**WHAT IS NEEDED:** In the records below, find each line with the word "стоянкового" and copy it.

**PROVIDED DATA:**
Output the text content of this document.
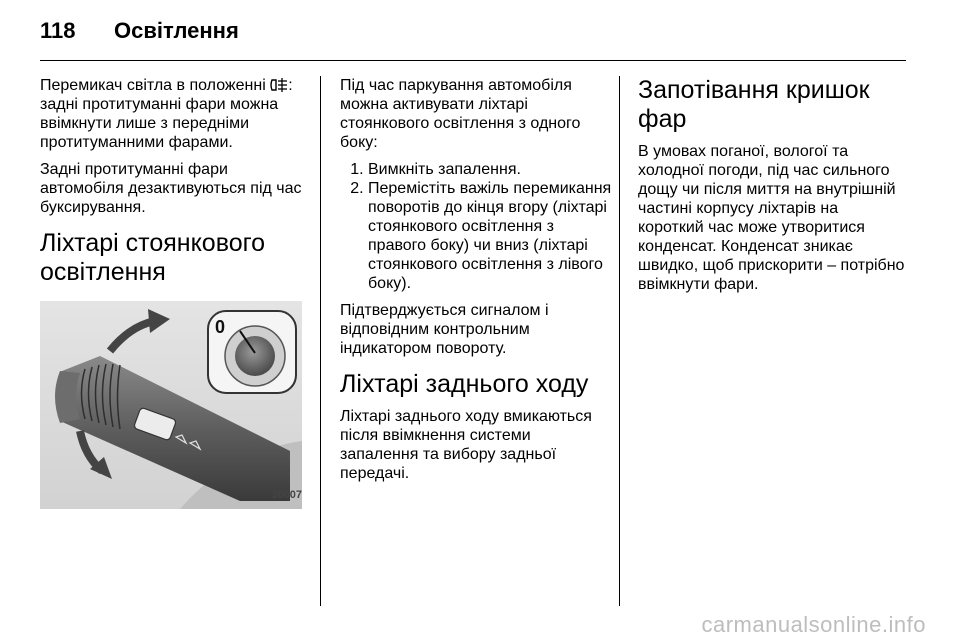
118 Освітлення

Перемикач світла в положенні : задні протитуманні фари можна ввімкнути лише з передніми протитуманними фарами.

Задні протитуманні фари автомобіля дезактивуються під час буксирування.

Ліхтарі стоянкового освітлення
0
30007

Під час паркування автомобіля можна активувати ліхтарі стоянкового освітлення з одного боку:

1. Вимкніть запалення.
2. Перемістіть важіль перемикання поворотів до кінця вгору (ліхтарі стоянкового освітлення з правого боку) чи вниз (ліхтарі стоянкового освітлення з лівого боку).

Підтверджується сигналом і відповідним контрольним індикатором повороту.

Ліхтарі заднього ходу

Ліхтарі заднього ходу вмикаються після ввімкнення системи запалення та вибору задньої передачі.

Запотівання кришок фар

В умовах поганої, вологої та холодної погоди, під час сильного дощу чи після миття на внутрішній частині корпусу ліхтарів на короткий час може утворитися конденсат. Конденсат зникає швидко, щоб прискорити – потрібно ввімкнути фари.

carmanualsonline.info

**EXERCISE SOLUTION:**
Ліхтарі стоянкового освітлення
Під час паркування автомобіля можна активувати ліхтарі стоянкового освітлення з одного боку:
2. Перемістіть важіль перемикання поворотів до кінця вгору (ліхтарі стоянкового освітлення з правого боку) чи вниз (ліхтарі стоянкового освітлення з лівого боку).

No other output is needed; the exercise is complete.